Exercise directions: Return all entries precisely as they stand, without the images.

───── Excerpted records ─────

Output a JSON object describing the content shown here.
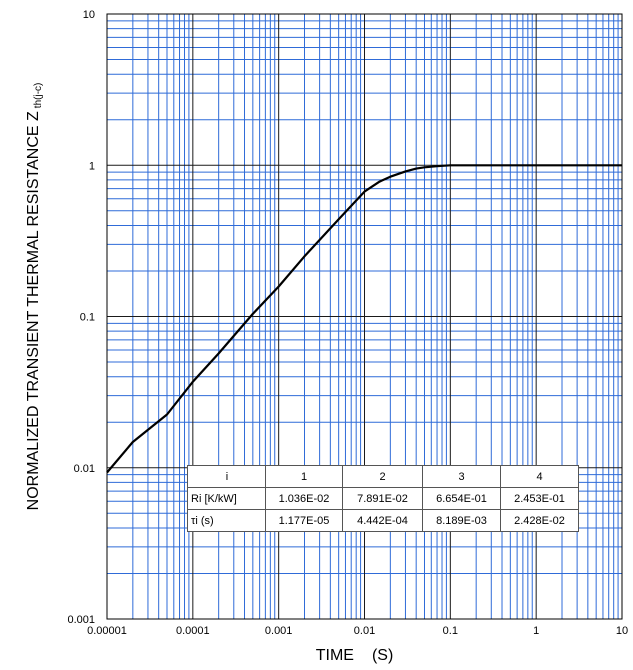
{
  "chart_data": {
    "type": "line",
    "xscale": "log",
    "yscale": "log",
    "xlim": [
      1e-05,
      10
    ],
    "ylim": [
      0.001,
      10
    ],
    "grid": true,
    "xlabel": "TIME",
    "xlabel_unit": "(S)",
    "ylabel": "NORMALIZED TRANSIENT THERMAL RESISTANCE Z",
    "ylabel_sub": "th(j-c)",
    "x_ticks": [
      "0.00001",
      "0.0001",
      "0.001",
      "0.01",
      "0.1",
      "1",
      "10"
    ],
    "y_ticks": [
      "0.001",
      "0.01",
      "0.1",
      "1",
      "10"
    ],
    "series": [
      {
        "x": [
          1e-05,
          2e-05,
          5e-05,
          0.0001,
          0.0002,
          0.0005,
          0.001,
          0.002,
          0.005,
          0.01,
          0.015,
          0.02,
          0.03,
          0.04,
          0.05,
          0.07,
          0.1,
          0.2,
          0.5,
          1,
          2,
          5,
          10
        ],
        "values": [
          0.0093,
          0.0148,
          0.0225,
          0.037,
          0.057,
          0.104,
          0.158,
          0.25,
          0.44,
          0.67,
          0.78,
          0.84,
          0.91,
          0.95,
          0.97,
          0.985,
          1.0,
          1.0,
          1.0,
          1.0,
          1.0,
          1.0,
          1.0
        ],
        "color": "#000000"
      }
    ],
    "table": {
      "header": [
        "i",
        "1",
        "2",
        "3",
        "4"
      ],
      "rows": [
        [
          "Ri [K/kW]",
          "1.036E-02",
          "7.891E-02",
          "6.654E-01",
          "2.453E-01"
        ],
        [
          "τi (s)",
          "1.177E-05",
          "4.442E-04",
          "8.189E-03",
          "2.428E-02"
        ]
      ]
    },
    "grid_color": "#2f6bd8",
    "major_grid_color": "#1a1a1a",
    "line_color": "#000000"
  }
}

─────

Exercise response:
Output a JSON object describing the content shown here.
{
  "chart_data": {
    "type": "line",
    "xscale": "log",
    "yscale": "log",
    "xlim": [
      1e-05,
      10
    ],
    "ylim": [
      0.001,
      10
    ],
    "grid": true,
    "xlabel": "TIME",
    "xlabel_unit": "(S)",
    "ylabel": "NORMALIZED TRANSIENT THERMAL RESISTANCE Z",
    "ylabel_sub": "th(j-c)",
    "x_ticks": [
      "0.00001",
      "0.0001",
      "0.001",
      "0.01",
      "0.1",
      "1",
      "10"
    ],
    "y_ticks": [
      "0.001",
      "0.01",
      "0.1",
      "1",
      "10"
    ],
    "series": [
      {
        "x": [
          1e-05,
          2e-05,
          5e-05,
          0.0001,
          0.0002,
          0.0005,
          0.001,
          0.002,
          0.005,
          0.01,
          0.015,
          0.02,
          0.03,
          0.04,
          0.05,
          0.07,
          0.1,
          0.2,
          0.5,
          1,
          2,
          5,
          10
        ],
        "values": [
          0.0093,
          0.0148,
          0.0225,
          0.037,
          0.057,
          0.104,
          0.158,
          0.25,
          0.44,
          0.67,
          0.78,
          0.84,
          0.91,
          0.95,
          0.97,
          0.985,
          1.0,
          1.0,
          1.0,
          1.0,
          1.0,
          1.0,
          1.0
        ],
        "color": "#000000"
      }
    ],
    "table": {
      "header": [
        "i",
        "1",
        "2",
        "3",
        "4"
      ],
      "rows": [
        [
          "Ri [K/kW]",
          "1.036E-02",
          "7.891E-02",
          "6.654E-01",
          "2.453E-01"
        ],
        [
          "τi (s)",
          "1.177E-05",
          "4.442E-04",
          "8.189E-03",
          "2.428E-02"
        ]
      ]
    },
    "grid_color": "#2f6bd8",
    "major_grid_color": "#1a1a1a",
    "line_color": "#000000"
  }
}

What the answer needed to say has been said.